Stated goal =
In the data that follows, count the lines in which the word "from" occurs, and report that figure alone.

Data excerpts =
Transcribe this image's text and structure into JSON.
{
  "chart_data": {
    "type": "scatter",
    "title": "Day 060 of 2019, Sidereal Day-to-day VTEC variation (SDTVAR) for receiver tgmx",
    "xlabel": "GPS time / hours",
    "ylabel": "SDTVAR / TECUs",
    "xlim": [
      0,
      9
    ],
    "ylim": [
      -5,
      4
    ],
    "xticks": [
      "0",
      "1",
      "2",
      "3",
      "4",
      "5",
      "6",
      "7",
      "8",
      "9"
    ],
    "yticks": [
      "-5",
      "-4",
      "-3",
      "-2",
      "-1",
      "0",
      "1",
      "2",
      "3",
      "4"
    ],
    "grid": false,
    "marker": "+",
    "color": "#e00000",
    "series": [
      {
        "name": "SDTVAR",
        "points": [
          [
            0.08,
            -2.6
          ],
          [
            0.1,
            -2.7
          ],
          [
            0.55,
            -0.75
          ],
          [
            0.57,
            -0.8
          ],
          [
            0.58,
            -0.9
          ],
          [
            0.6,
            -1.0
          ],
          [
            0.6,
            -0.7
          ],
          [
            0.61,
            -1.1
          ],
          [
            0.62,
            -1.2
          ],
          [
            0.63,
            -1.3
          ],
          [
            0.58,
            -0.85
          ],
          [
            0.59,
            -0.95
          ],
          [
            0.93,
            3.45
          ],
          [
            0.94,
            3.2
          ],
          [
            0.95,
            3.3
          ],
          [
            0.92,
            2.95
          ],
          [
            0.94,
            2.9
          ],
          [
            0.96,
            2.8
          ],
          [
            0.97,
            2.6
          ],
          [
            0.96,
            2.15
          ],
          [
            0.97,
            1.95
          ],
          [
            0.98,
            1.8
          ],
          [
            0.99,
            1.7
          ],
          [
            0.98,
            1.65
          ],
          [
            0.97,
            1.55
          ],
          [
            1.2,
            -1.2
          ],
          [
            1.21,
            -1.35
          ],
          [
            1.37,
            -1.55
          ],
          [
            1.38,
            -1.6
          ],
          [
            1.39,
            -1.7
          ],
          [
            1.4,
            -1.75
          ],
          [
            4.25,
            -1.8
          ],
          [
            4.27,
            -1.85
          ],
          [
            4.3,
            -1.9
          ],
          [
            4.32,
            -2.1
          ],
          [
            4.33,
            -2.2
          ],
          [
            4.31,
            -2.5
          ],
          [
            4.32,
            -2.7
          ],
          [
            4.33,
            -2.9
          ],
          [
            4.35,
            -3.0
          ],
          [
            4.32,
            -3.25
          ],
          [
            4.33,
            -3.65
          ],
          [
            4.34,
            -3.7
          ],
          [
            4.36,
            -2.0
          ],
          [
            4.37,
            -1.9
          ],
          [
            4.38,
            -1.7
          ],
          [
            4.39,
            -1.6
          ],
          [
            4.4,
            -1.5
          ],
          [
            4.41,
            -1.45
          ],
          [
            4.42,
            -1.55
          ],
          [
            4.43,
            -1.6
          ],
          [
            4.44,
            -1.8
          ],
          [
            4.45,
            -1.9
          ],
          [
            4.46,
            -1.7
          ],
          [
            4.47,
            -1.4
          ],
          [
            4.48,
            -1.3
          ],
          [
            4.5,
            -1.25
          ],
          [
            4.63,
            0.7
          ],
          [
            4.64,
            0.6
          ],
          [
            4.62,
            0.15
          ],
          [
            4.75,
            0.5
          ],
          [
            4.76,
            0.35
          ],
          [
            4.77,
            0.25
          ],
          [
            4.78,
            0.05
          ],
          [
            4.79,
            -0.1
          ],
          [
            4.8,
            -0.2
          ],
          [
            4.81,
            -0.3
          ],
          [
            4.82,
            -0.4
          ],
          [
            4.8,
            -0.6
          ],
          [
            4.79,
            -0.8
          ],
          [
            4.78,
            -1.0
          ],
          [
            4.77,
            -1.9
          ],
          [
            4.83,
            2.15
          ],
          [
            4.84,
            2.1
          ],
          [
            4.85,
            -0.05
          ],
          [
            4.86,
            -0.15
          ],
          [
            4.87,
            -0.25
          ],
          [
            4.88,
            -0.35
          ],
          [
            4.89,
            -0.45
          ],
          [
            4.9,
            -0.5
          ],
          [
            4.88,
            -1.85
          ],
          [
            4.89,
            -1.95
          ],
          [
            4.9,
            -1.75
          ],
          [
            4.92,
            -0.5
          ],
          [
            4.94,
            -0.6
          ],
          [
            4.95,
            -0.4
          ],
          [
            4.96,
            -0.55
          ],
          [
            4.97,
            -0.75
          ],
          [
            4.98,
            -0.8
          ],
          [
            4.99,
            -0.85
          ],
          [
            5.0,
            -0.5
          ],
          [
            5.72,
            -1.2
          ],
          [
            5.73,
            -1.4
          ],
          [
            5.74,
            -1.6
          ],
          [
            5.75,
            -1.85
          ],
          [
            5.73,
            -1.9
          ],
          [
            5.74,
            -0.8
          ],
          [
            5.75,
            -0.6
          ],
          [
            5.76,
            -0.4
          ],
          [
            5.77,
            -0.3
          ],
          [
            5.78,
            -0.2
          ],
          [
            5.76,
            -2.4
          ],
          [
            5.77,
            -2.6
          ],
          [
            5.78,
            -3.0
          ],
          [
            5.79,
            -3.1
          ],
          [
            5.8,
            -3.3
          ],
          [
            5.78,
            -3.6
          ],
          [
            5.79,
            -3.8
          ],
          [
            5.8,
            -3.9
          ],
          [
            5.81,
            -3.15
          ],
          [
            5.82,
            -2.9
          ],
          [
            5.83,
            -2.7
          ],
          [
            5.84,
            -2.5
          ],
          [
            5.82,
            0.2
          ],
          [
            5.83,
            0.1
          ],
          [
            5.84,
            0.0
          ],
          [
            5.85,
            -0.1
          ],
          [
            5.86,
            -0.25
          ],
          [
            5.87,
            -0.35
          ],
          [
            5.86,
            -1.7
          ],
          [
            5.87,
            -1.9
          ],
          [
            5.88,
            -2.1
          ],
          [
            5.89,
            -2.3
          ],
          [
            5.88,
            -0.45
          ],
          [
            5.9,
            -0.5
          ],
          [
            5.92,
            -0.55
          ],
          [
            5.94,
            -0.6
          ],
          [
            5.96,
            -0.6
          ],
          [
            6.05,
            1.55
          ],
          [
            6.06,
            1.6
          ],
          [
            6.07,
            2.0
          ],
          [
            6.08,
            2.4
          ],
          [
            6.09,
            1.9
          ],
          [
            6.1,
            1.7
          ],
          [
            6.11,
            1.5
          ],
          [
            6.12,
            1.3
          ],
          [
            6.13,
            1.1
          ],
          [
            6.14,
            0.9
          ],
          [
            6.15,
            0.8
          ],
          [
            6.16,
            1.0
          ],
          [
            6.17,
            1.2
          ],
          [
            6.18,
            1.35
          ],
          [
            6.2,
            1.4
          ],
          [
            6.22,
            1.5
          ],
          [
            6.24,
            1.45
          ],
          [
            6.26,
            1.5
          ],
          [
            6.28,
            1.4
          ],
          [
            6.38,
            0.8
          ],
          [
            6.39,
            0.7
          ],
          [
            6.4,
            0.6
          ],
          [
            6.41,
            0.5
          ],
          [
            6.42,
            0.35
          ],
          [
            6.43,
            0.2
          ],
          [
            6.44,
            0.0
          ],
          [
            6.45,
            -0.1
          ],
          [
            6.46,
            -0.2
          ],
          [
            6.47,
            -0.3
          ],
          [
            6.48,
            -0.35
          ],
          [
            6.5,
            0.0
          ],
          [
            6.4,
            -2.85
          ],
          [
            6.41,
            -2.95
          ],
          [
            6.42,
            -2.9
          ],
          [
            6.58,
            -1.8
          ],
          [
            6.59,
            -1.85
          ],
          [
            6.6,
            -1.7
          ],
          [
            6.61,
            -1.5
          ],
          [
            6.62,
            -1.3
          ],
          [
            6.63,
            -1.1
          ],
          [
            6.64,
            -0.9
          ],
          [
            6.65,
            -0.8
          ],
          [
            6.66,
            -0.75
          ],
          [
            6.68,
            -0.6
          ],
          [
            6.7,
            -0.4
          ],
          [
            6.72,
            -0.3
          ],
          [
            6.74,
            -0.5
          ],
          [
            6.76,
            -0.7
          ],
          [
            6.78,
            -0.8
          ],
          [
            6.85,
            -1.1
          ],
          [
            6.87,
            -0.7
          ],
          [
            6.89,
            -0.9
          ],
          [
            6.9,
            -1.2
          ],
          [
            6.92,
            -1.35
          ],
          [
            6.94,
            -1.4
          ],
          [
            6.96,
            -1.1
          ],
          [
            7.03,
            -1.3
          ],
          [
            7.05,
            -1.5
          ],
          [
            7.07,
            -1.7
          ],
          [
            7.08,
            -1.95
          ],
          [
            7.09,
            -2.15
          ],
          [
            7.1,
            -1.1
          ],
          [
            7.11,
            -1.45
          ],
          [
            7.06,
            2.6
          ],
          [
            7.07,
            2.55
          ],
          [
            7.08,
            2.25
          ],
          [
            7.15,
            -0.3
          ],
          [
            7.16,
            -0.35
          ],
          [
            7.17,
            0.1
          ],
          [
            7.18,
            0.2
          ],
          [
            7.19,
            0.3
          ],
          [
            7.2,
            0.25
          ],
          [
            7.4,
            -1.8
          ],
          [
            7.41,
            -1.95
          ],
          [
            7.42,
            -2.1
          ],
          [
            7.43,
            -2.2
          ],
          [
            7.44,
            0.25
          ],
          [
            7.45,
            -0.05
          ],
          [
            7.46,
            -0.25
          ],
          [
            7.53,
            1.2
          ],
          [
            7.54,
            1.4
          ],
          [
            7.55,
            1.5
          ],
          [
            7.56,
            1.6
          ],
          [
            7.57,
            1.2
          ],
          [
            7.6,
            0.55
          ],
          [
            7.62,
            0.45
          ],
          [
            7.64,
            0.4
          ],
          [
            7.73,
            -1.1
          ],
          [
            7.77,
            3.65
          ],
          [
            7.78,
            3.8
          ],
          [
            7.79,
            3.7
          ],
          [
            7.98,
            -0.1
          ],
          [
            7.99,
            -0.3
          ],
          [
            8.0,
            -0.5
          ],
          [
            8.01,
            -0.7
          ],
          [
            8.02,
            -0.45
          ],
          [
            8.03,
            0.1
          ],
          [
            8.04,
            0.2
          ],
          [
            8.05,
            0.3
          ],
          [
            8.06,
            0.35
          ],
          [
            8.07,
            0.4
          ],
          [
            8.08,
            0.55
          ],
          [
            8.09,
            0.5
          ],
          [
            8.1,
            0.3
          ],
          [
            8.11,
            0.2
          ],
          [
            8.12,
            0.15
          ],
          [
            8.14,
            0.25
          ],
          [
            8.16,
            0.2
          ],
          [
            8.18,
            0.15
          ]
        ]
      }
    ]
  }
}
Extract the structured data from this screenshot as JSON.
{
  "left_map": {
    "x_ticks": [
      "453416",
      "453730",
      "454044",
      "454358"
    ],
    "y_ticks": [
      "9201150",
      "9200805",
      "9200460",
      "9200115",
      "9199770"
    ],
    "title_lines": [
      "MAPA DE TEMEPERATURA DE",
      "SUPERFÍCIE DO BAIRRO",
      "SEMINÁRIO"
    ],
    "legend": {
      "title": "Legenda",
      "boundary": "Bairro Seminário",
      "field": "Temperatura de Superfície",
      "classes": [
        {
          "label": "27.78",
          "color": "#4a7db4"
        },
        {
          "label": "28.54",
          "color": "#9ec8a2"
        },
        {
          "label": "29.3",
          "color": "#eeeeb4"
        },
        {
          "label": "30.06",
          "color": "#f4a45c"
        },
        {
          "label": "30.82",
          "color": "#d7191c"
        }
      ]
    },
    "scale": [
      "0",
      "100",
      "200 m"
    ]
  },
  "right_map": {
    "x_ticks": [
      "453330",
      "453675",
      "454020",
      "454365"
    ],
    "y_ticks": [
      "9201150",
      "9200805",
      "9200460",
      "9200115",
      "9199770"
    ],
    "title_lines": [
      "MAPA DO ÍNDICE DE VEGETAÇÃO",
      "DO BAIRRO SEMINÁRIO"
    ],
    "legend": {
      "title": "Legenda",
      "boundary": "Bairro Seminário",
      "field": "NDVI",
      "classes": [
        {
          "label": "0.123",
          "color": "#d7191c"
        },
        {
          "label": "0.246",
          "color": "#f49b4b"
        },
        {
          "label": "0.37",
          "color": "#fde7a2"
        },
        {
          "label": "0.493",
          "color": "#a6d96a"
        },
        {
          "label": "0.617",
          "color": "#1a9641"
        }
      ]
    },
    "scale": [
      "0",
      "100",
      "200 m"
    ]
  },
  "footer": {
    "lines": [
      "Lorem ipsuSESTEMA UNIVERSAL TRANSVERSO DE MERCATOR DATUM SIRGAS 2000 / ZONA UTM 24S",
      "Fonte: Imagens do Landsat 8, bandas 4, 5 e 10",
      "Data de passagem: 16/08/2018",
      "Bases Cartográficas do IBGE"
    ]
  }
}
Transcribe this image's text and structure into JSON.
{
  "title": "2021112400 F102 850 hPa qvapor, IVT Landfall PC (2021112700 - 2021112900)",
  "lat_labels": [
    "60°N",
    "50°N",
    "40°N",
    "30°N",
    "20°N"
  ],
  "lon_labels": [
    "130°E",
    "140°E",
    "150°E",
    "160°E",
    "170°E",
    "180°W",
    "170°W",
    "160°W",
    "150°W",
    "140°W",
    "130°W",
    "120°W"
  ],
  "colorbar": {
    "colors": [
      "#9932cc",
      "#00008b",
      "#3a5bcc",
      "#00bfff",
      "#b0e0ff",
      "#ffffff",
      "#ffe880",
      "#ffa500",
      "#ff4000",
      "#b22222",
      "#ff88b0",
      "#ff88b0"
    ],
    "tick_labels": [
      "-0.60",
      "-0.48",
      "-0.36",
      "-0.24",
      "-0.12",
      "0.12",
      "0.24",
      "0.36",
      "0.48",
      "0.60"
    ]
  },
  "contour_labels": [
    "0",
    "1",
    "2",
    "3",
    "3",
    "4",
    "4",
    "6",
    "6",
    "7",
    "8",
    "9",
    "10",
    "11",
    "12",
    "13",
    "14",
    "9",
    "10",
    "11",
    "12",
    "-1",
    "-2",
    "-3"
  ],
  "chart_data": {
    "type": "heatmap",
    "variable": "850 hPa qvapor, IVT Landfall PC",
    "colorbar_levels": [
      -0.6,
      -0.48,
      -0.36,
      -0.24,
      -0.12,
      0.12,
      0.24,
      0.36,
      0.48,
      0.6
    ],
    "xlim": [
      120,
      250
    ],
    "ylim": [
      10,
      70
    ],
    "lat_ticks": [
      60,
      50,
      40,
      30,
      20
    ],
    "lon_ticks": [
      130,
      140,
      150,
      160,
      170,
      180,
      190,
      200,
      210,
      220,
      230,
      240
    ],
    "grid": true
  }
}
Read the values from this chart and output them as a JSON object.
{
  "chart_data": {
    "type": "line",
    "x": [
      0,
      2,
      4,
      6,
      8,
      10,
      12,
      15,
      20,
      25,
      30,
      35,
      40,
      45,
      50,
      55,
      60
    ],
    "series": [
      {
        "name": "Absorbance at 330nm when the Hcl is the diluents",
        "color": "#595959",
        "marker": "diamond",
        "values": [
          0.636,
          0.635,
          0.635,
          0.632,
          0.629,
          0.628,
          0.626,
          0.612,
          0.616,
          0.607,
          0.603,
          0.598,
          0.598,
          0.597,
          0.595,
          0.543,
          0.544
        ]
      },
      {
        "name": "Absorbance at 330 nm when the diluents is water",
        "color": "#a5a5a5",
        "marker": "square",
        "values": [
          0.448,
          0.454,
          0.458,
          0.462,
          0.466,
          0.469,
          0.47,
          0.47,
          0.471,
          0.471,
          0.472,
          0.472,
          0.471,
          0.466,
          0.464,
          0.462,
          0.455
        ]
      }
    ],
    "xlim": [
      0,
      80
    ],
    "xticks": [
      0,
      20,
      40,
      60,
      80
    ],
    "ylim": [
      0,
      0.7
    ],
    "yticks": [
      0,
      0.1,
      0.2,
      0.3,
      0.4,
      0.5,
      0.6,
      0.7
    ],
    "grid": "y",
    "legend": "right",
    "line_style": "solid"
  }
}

Written reply =
2